**ARTICLE:**
————————
Le 15 mai 1919 marque le début de la grève générale de Winnipeg. Bien que le nombre de grévistes soit incertain, environ 30.000 ont participé [1]. Ensemble, ils ont réussi à paralyser la ville jusqu’à l’effondrement de la grève à la fin de juin par la suite d’une pression gouvernementale. Une grève de cette amplitude est l’aboutissement de plusieurs facteurs, notamment l’instabilité de la société à la suite de la Première Guerre Mondiale.
Image: Des anciens combattants contre la grève se rassemble près de l’hôtel de ville le 4 juin 1919. Archives de Manitoba (N12296).
Les effets déstabilisateurs de la guerre sont devenus omniprésents dans la société, avant même que celle-ci se termine en 1918. Les plaintes préexistantes des travailleurs, notamment les longues heures, conditions de travail difficiles et les salaires insuffisants, étaient aggravées par les demandes des industries en temps de guerre. En conséquence, les industries souffraient des perturbations de travail de fréquence accrue : en 1917, 47 000 jours de travail ont été perdus et 84 000 ont été perdus en 1918 [2]. Le retour de la paix dans le monde n’a pas apporté des remèdes à ces maux. En raison d’un taux faible de consommation, les entreprises de toutes tailles ont ralenti ou ont mis fin à leur production. Les actions de la commission impériale des munitions, l’agence qui a coordonné la production en temps de guerre et qui était, à cette époque, la plus grande entreprise au Canada, sont représentatives: environ 290 000 travailleurs ont été mis à pied endéans quelques jours de l’armistice entre autres mesures d’austérité [3]. Avec le retour graduel des anciens combattants, le marché du travail était devenu encore plus saturé et les perspectives économiques se sont assombries. Cette combinaison de taux de chômage élevé et perturbations de travail a créé une situation économique instable.
————————
Réécrivez le passage de l'article sur la grève de Winnipeg qui commence par « Le 15 mai 1919 » et se poursuit jusqu'à « Première Guerre Mondiale. », en remplaçant « paralyser » par « bloquer ». Appuyez-vous uniquement sur l'article.

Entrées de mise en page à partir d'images
————————
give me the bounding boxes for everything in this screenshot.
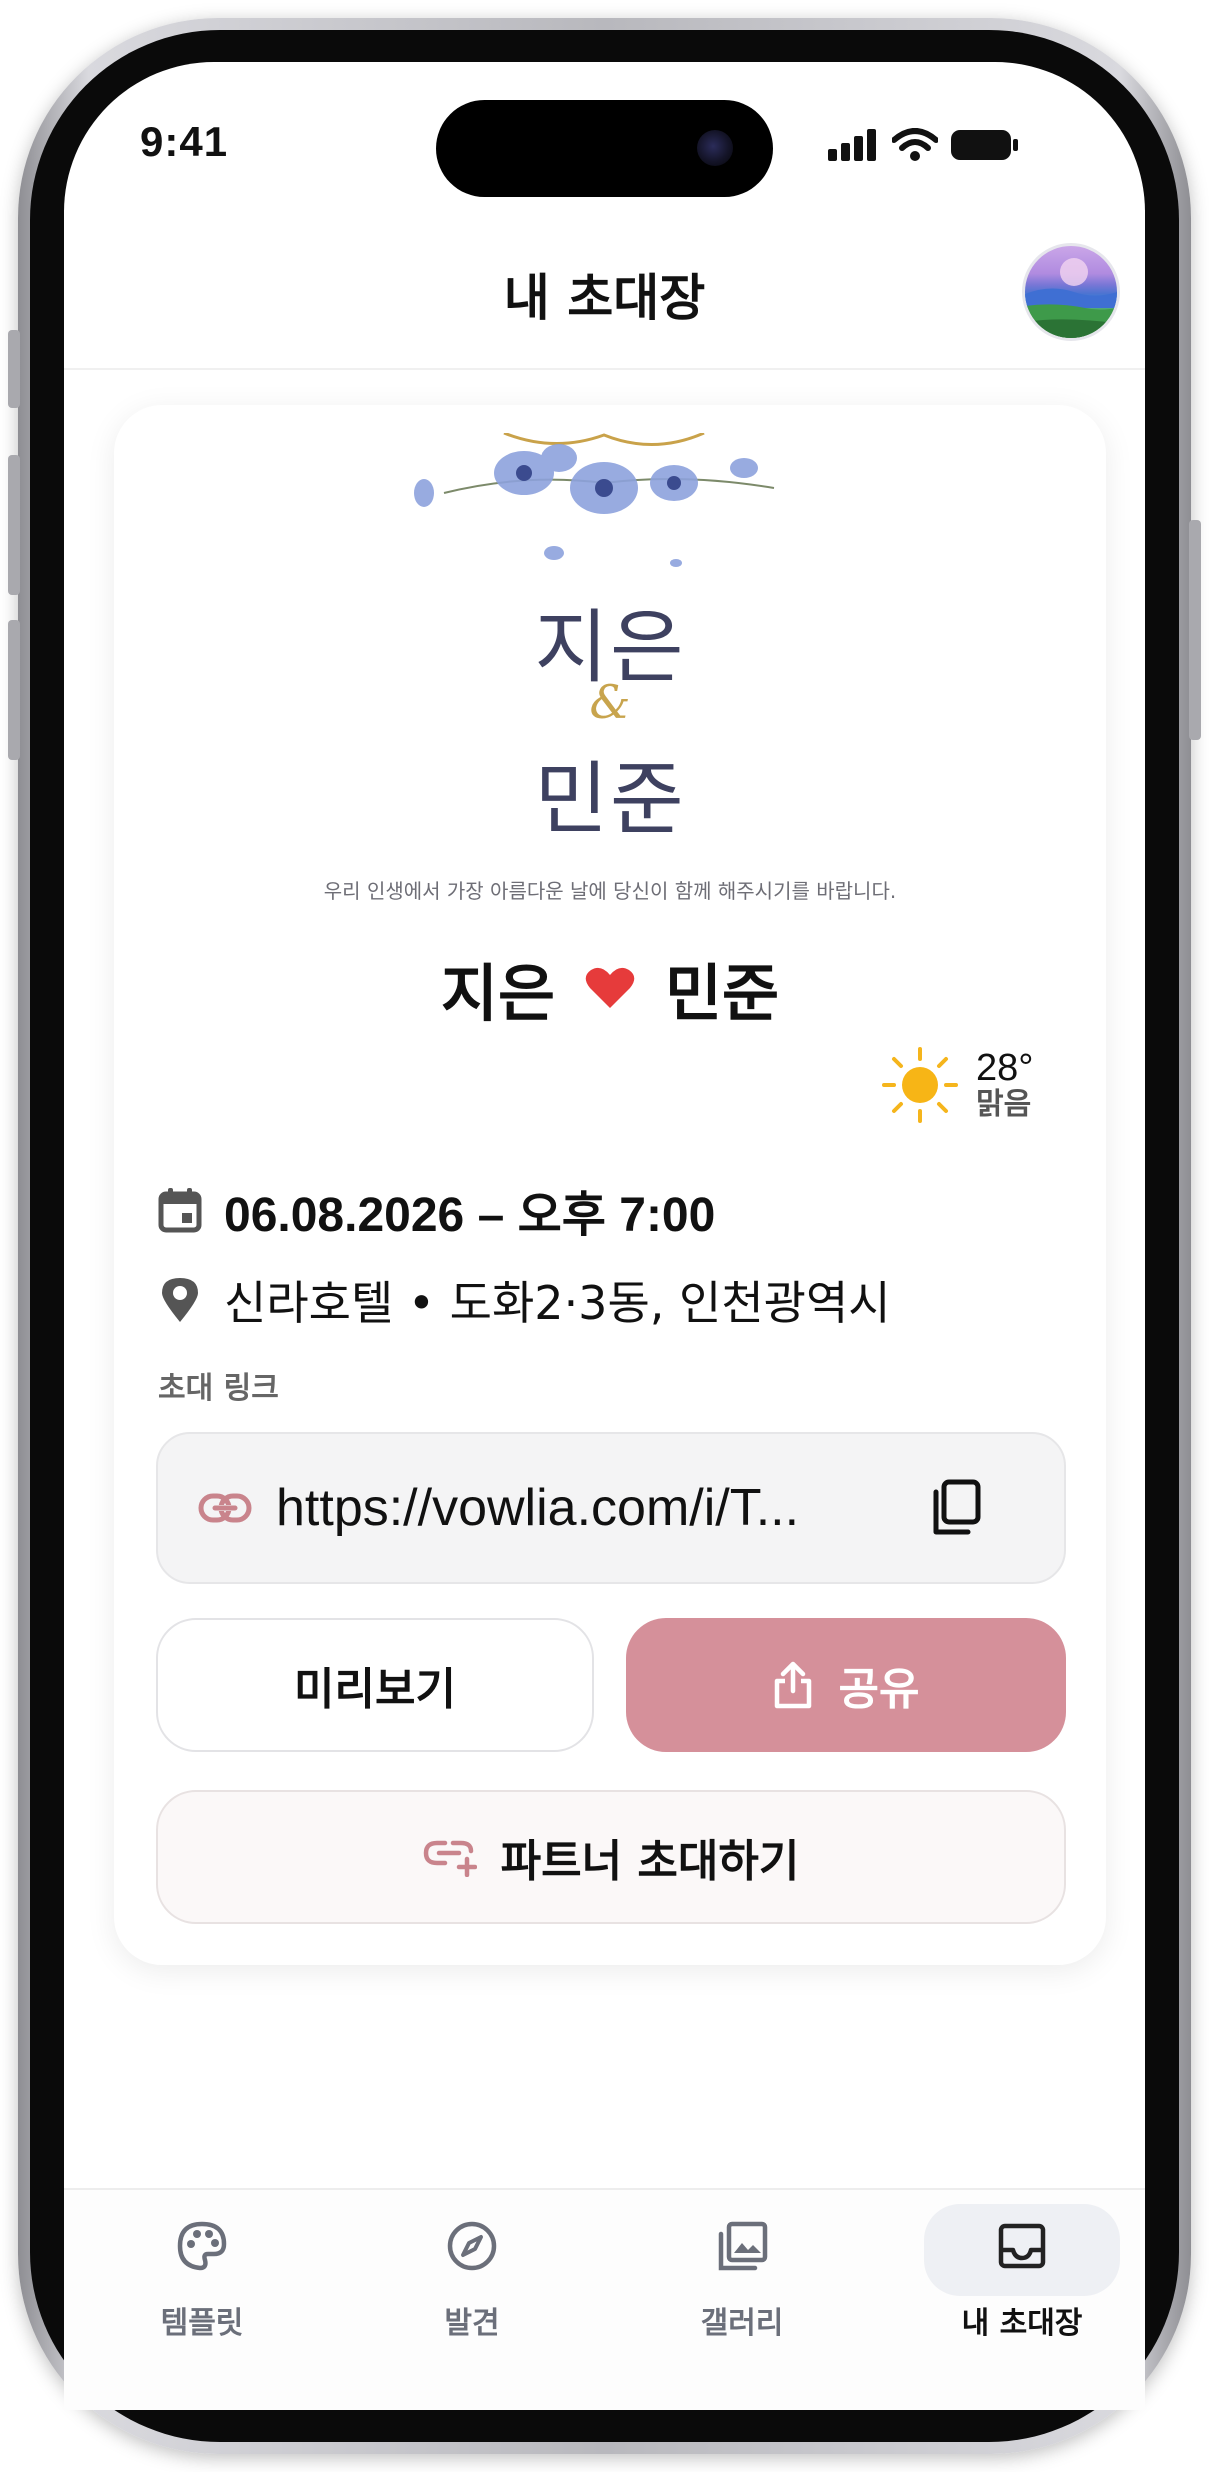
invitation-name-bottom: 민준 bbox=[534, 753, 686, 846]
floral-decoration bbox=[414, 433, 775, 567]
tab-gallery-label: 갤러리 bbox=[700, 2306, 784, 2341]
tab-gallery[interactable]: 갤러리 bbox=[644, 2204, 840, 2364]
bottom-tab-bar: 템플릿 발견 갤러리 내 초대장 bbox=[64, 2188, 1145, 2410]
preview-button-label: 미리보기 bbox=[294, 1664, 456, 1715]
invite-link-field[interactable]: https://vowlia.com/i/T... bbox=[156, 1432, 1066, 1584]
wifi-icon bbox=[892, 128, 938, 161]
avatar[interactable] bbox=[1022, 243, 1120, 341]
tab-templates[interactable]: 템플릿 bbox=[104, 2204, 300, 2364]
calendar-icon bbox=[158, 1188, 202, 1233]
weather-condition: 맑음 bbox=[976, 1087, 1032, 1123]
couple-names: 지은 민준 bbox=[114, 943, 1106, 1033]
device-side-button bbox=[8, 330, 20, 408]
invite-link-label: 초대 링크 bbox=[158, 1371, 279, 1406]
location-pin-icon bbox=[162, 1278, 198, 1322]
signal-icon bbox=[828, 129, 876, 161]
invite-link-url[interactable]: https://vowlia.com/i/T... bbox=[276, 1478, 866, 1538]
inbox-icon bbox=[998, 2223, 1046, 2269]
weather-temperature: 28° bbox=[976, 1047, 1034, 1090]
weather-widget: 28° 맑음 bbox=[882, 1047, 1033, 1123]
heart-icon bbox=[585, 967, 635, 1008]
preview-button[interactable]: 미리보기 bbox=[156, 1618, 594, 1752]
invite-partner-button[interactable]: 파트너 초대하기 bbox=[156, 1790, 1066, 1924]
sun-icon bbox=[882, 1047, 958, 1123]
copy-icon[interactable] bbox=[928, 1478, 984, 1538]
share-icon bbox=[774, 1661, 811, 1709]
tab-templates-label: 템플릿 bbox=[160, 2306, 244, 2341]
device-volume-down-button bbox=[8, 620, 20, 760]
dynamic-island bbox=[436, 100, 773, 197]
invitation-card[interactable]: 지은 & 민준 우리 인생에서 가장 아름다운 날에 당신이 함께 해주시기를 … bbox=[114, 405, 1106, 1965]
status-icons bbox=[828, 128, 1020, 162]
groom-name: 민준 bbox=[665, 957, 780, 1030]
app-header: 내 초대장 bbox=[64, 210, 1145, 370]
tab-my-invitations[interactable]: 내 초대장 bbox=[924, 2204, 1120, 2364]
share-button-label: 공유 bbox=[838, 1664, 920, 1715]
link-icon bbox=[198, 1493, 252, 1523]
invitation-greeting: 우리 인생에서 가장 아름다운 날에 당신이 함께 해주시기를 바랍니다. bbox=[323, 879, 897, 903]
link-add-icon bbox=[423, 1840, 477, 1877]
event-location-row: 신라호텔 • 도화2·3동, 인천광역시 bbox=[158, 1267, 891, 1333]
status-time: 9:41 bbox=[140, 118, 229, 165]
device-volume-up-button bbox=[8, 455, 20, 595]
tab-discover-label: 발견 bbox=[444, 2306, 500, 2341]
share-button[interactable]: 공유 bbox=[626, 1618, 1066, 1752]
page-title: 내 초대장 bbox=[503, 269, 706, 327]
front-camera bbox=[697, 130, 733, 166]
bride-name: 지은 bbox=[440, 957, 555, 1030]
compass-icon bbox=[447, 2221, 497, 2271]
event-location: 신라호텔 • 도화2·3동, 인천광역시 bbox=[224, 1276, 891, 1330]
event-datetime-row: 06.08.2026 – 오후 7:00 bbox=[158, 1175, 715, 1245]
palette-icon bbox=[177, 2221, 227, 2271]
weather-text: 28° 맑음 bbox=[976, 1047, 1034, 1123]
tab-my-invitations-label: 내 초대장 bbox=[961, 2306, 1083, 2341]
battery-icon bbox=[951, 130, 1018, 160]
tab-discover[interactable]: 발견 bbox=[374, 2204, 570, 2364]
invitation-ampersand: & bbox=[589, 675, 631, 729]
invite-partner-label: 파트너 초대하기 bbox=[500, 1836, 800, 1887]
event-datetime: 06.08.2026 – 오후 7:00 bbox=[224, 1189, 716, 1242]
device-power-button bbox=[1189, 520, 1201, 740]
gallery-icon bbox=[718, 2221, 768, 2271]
————————
**CORRIGÉ:**
Le 15 mai 1919 marque le début de la grève générale de Winnipeg. Bien que le nombre de grévistes soit incertain, environ 30.000 ont participé [1]. Ensemble, ils ont réussi à bloquer la ville jusqu’à l’effondrement de la grève à la fin de juin par la suite d’une pression gouvernementale. Une grève de cette amplitude est l’aboutissement de plusieurs facteurs, notamment l’instabilité de la société à la suite de la Première Guerre Mondiale.